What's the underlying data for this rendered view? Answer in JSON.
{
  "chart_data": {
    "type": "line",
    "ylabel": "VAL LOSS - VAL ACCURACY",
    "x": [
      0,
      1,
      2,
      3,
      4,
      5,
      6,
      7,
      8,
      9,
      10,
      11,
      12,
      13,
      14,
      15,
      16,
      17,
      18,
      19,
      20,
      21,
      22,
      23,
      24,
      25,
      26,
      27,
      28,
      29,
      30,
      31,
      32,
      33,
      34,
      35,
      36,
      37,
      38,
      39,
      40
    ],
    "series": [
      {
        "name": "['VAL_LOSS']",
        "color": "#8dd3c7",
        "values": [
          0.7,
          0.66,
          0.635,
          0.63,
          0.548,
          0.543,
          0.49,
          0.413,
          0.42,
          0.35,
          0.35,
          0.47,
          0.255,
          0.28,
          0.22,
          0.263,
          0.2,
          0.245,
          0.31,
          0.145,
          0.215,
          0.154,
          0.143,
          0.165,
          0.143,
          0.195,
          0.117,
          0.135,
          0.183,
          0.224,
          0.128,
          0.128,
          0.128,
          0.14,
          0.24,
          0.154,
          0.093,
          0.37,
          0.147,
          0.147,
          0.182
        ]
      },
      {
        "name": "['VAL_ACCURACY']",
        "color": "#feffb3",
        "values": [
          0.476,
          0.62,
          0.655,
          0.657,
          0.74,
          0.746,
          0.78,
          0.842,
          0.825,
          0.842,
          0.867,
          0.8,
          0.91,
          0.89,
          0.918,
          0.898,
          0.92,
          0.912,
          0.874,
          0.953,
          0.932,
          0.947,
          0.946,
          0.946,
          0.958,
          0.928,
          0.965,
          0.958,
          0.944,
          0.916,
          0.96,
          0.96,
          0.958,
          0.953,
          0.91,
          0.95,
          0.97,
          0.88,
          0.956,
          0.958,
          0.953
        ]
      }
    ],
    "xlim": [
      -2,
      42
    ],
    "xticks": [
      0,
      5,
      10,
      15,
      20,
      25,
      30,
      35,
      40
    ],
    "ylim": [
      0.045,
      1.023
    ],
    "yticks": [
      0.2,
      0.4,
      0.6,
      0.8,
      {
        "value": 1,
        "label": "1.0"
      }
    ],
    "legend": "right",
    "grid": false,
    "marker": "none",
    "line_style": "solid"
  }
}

----------------

◆ Given exercise:
Transcribe the whole listing with nothing added or left out.

◆ Result:
What's the underlying data for this rendered view? Answer in JSON.
{
  "chart_data": {
    "type": "line",
    "ylabel": "VAL LOSS - VAL ACCURACY",
    "x": [
      0,
      1,
      2,
      3,
      4,
      5,
      6,
      7,
      8,
      9,
      10,
      11,
      12,
      13,
      14,
      15,
      16,
      17,
      18,
      19,
      20,
      21,
      22,
      23,
      24,
      25,
      26,
      27,
      28,
      29,
      30,
      31,
      32,
      33,
      34,
      35,
      36,
      37,
      38,
      39,
      40
    ],
    "series": [
      {
        "name": "['VAL_LOSS']",
        "color": "#8dd3c7",
        "values": [
          0.7,
          0.66,
          0.635,
          0.63,
          0.548,
          0.543,
          0.49,
          0.413,
          0.42,
          0.35,
          0.35,
          0.47,
          0.255,
          0.28,
          0.22,
          0.263,
          0.2,
          0.245,
          0.31,
          0.145,
          0.215,
          0.154,
          0.143,
          0.165,
          0.143,
          0.195,
          0.117,
          0.135,
          0.183,
          0.224,
          0.128,
          0.128,
          0.128,
          0.14,
          0.24,
          0.154,
          0.093,
          0.37,
          0.147,
          0.147,
          0.182
        ]
      },
      {
        "name": "['VAL_ACCURACY']",
        "color": "#feffb3",
        "values": [
          0.476,
          0.62,
          0.655,
          0.657,
          0.74,
          0.746,
          0.78,
          0.842,
          0.825,
          0.842,
          0.867,
          0.8,
          0.91,
          0.89,
          0.918,
          0.898,
          0.92,
          0.912,
          0.874,
          0.953,
          0.932,
          0.947,
          0.946,
          0.946,
          0.958,
          0.928,
          0.965,
          0.958,
          0.944,
          0.916,
          0.96,
          0.96,
          0.958,
          0.953,
          0.91,
          0.95,
          0.97,
          0.88,
          0.956,
          0.958,
          0.953
        ]
      }
    ],
    "xlim": [
      -2,
      42
    ],
    "xticks": [
      0,
      5,
      10,
      15,
      20,
      25,
      30,
      35,
      40
    ],
    "ylim": [
      0.045,
      1.023
    ],
    "yticks": [
      0.2,
      0.4,
      0.6,
      0.8,
      {
        "value": 1,
        "label": "1.0"
      }
    ],
    "legend": "right",
    "grid": false,
    "marker": "none",
    "line_style": "solid"
  }
}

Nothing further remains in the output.